*TASK DESCRIPTION*. Print the records word for word, from the beginning of the records through the line containing "radio-hdmi[interactable]: HDMI: [299, 644, 348, 658]", with both ends included.

• • • •

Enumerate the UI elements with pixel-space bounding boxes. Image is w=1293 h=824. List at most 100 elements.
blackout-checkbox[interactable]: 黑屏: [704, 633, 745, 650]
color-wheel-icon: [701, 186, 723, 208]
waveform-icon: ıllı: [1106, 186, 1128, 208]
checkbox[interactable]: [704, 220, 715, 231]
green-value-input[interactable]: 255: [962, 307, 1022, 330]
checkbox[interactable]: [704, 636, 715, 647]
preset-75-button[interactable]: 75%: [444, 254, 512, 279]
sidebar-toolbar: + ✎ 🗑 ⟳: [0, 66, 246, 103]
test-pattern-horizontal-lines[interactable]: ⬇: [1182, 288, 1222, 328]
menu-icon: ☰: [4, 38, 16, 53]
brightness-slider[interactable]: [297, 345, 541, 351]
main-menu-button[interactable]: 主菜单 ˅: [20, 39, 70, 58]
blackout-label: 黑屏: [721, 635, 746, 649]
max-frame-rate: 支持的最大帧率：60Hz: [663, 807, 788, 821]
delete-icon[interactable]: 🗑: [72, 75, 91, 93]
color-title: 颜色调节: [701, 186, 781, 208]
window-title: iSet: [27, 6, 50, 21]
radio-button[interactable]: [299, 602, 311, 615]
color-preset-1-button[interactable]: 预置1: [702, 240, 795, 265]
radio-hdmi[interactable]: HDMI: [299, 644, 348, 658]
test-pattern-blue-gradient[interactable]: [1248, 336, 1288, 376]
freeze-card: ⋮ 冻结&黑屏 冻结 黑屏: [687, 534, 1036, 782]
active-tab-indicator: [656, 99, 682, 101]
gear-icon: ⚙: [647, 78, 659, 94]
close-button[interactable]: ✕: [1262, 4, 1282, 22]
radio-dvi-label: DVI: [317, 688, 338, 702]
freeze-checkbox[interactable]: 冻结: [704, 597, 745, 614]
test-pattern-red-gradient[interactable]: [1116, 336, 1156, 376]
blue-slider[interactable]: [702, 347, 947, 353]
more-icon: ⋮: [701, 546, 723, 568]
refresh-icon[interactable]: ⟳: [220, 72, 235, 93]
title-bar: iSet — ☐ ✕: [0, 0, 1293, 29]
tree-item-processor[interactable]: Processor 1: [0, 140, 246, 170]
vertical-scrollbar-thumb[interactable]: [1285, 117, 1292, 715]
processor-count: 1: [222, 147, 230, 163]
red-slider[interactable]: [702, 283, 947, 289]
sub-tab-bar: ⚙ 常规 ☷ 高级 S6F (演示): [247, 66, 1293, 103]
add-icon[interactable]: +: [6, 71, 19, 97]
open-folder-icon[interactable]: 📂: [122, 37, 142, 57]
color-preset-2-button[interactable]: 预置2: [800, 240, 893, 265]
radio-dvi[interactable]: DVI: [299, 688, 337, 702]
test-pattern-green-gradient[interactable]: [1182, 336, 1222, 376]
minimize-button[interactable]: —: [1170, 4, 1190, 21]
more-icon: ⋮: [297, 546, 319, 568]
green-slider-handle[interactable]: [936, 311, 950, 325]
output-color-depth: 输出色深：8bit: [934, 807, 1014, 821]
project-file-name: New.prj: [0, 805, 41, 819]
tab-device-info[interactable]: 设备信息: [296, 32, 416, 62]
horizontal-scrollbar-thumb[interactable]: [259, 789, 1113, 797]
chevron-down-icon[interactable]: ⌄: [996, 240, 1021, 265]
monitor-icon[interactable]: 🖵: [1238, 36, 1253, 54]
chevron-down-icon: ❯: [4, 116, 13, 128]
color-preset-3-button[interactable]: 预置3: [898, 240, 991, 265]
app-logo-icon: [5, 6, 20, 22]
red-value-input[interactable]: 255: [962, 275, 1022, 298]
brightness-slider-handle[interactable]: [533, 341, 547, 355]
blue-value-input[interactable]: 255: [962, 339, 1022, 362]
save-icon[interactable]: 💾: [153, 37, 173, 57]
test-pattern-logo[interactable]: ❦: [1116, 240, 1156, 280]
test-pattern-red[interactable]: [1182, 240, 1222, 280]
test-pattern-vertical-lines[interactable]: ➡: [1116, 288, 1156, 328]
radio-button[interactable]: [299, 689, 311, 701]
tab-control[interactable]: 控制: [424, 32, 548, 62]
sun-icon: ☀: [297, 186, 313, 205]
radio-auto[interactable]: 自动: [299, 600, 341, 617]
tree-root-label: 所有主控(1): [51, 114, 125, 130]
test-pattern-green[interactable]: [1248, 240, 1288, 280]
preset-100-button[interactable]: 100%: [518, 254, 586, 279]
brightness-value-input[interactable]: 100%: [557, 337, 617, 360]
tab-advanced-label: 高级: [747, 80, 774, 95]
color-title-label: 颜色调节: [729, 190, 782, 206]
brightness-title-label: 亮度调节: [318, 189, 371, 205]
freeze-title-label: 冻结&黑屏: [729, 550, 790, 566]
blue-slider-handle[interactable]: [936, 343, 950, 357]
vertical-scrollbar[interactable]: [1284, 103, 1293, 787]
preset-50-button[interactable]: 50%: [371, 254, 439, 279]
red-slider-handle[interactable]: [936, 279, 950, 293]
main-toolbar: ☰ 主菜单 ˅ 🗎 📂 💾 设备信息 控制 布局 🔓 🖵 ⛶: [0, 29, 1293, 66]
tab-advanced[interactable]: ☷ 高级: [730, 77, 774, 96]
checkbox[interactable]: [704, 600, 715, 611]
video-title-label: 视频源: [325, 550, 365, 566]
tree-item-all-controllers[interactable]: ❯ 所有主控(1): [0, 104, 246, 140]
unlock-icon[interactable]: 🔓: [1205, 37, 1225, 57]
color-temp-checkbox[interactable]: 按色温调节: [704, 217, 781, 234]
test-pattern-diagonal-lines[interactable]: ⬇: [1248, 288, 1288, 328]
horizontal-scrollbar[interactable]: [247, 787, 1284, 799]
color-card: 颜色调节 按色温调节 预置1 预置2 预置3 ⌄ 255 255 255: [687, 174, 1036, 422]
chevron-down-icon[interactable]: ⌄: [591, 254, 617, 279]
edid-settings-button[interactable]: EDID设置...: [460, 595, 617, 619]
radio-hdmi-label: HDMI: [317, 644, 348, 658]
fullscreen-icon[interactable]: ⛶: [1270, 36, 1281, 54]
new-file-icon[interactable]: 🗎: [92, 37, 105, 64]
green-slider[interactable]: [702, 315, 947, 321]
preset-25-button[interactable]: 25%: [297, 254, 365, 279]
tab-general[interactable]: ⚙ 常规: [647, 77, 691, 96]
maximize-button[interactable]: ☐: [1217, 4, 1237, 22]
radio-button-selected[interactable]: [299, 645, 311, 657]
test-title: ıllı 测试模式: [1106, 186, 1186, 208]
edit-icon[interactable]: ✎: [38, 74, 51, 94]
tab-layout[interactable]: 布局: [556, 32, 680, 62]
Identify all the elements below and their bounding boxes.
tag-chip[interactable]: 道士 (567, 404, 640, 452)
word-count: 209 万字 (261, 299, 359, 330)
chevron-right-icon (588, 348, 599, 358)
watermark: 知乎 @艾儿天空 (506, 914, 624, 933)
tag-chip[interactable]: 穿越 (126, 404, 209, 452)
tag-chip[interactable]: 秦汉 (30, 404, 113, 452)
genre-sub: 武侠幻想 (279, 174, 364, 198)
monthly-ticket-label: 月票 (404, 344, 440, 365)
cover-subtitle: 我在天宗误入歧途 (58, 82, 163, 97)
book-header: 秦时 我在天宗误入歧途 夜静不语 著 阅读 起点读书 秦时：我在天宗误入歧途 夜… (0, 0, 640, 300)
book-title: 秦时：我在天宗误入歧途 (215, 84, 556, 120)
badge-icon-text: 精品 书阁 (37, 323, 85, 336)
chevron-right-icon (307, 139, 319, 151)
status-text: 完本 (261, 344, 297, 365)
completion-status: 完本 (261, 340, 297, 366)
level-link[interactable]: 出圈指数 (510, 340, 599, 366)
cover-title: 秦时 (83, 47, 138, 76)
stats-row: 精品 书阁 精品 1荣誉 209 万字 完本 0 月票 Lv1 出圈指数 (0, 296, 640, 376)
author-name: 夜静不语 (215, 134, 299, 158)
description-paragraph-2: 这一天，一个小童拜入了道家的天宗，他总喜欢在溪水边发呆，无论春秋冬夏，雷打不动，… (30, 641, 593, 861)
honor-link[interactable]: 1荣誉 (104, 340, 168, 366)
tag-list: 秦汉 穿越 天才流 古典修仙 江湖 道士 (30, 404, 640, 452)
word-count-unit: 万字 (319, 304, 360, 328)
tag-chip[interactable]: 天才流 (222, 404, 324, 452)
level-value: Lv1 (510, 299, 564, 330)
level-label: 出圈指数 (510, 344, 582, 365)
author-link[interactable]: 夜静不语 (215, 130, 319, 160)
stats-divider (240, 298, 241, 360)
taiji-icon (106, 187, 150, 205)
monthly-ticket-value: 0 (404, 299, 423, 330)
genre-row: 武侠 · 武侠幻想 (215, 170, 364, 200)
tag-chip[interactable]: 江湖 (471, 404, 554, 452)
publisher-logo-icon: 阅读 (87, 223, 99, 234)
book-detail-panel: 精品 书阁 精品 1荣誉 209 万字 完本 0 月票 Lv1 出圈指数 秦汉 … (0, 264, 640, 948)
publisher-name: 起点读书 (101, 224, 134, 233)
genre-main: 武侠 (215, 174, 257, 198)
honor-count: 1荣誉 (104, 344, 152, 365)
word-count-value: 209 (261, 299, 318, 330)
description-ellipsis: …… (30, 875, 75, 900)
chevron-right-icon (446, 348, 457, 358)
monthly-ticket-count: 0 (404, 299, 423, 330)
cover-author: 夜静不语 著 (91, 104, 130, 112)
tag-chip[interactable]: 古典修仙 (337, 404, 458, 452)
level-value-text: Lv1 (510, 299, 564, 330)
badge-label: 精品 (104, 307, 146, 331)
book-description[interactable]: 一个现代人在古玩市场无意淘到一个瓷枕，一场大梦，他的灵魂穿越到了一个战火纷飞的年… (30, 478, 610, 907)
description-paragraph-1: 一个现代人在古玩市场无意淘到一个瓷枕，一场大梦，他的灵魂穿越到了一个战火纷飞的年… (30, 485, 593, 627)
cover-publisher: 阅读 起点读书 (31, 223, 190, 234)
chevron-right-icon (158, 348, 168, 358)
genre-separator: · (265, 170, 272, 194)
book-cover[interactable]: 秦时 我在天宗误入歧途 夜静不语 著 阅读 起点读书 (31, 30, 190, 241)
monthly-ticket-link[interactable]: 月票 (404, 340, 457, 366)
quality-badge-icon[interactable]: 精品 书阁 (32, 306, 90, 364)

• • • •

*EXERCISE OUTPUT*.
Enumerate the UI elements with pixel-space bounding boxes. Image is w=1293 h=824. List at most 100 elements.
blackout-checkbox[interactable]: 黑屏: [704, 633, 745, 650]
color-wheel-icon: [701, 186, 723, 208]
waveform-icon: ıllı: [1106, 186, 1128, 208]
checkbox[interactable]: [704, 220, 715, 231]
green-value-input[interactable]: 255: [962, 307, 1022, 330]
checkbox[interactable]: [704, 636, 715, 647]
preset-75-button[interactable]: 75%: [444, 254, 512, 279]
sidebar-toolbar: + ✎ 🗑 ⟳: [0, 66, 246, 103]
test-pattern-horizontal-lines[interactable]: ⬇: [1182, 288, 1222, 328]
menu-icon: ☰: [4, 38, 16, 53]
brightness-slider[interactable]: [297, 345, 541, 351]
main-menu-button[interactable]: 主菜单 ˅: [20, 39, 70, 58]
blackout-label: 黑屏: [721, 635, 746, 649]
max-frame-rate: 支持的最大帧率：60Hz: [663, 807, 788, 821]
delete-icon[interactable]: 🗑: [72, 75, 91, 93]
color-title: 颜色调节: [701, 186, 781, 208]
window-title: iSet: [27, 6, 50, 21]
radio-button[interactable]: [299, 602, 311, 615]
color-preset-1-button[interactable]: 预置1: [702, 240, 795, 265]
radio-hdmi[interactable]: HDMI: [299, 644, 348, 658]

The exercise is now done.